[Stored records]
──────
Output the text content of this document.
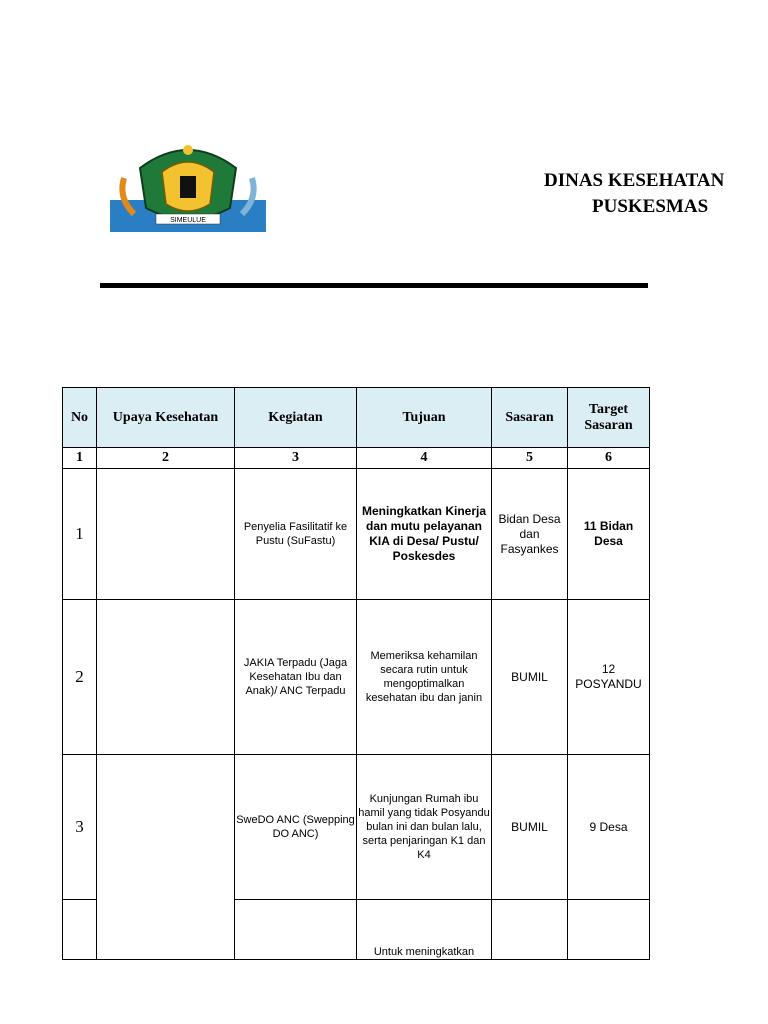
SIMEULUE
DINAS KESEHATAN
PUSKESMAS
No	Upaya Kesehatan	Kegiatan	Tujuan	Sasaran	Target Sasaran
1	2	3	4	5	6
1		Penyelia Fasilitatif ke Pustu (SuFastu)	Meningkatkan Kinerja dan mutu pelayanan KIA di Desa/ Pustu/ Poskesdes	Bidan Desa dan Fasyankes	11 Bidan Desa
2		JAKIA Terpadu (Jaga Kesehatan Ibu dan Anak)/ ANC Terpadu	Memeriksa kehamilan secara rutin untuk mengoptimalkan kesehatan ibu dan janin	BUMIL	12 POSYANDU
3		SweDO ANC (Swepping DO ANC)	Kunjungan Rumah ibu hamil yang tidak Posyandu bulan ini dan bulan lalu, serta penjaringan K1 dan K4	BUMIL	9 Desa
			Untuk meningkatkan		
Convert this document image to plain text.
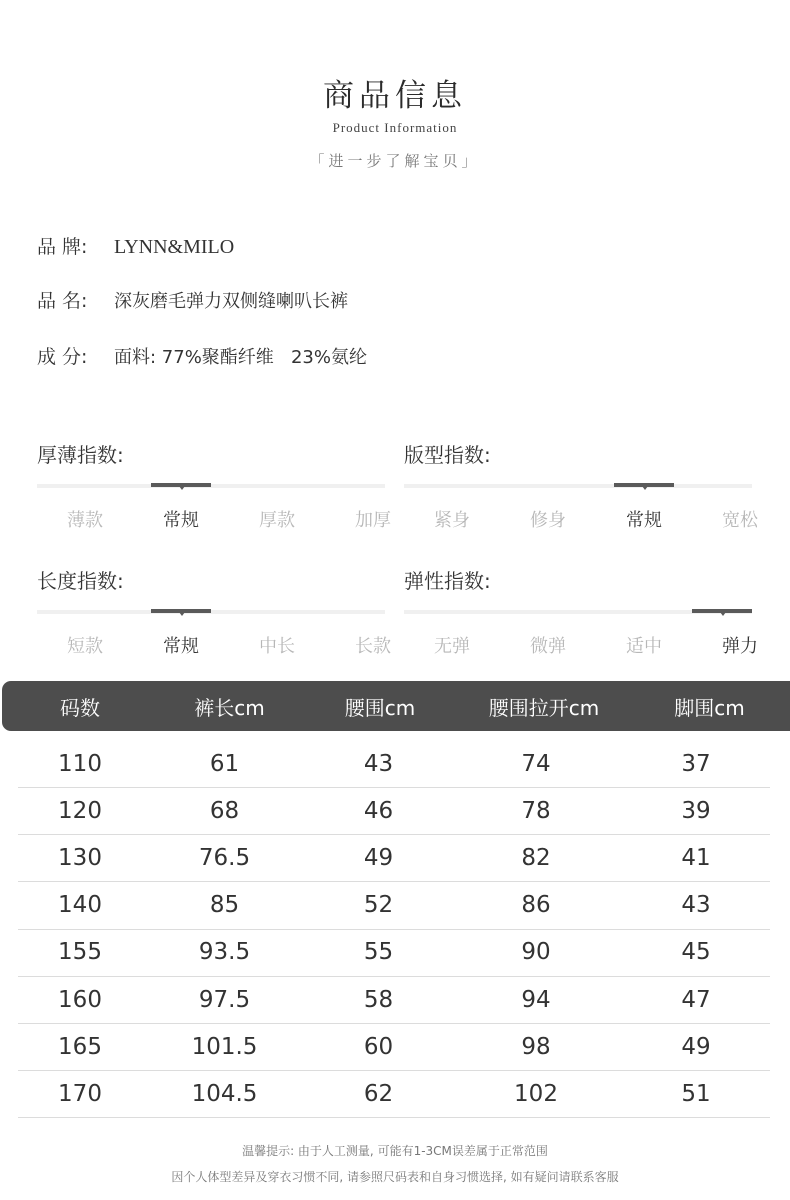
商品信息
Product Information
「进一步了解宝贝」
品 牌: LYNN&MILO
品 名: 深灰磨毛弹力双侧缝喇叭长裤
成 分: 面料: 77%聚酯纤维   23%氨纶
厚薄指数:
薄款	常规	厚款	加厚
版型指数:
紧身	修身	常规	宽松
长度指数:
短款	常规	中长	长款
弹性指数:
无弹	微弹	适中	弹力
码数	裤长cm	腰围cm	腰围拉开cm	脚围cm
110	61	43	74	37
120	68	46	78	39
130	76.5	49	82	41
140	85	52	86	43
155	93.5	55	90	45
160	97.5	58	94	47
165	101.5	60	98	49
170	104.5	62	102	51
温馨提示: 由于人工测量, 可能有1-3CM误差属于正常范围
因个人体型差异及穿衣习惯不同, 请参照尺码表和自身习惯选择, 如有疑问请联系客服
──────
* [Written request]: From the material above, write out exactly the lines from the line with "Convert this document image to plain text." through the closing line, inclusive, and no pictures.

* [Solution below]:
Convert this document image to plain text.
商品信息
Product Information
「进一步了解宝贝」
品 牌: LYNN&MILO
品 名: 深灰磨毛弹力双侧缝喇叭长裤
成 分: 面料: 77%聚酯纤维   23%氨纶
厚薄指数:
薄款	常规	厚款	加厚
版型指数:
紧身	修身	常规	宽松
长度指数:
短款	常规	中长	长款
弹性指数:
无弹	微弹	适中	弹力
码数	裤长cm	腰围cm	腰围拉开cm	脚围cm
110	61	43	74	37
120	68	46	78	39
130	76.5	49	82	41
140	85	52	86	43
155	93.5	55	90	45
160	97.5	58	94	47
165	101.5	60	98	49
170	104.5	62	102	51
温馨提示: 由于人工测量, 可能有1-3CM误差属于正常范围
因个人体型差异及穿衣习惯不同, 请参照尺码表和自身习惯选择, 如有疑问请联系客服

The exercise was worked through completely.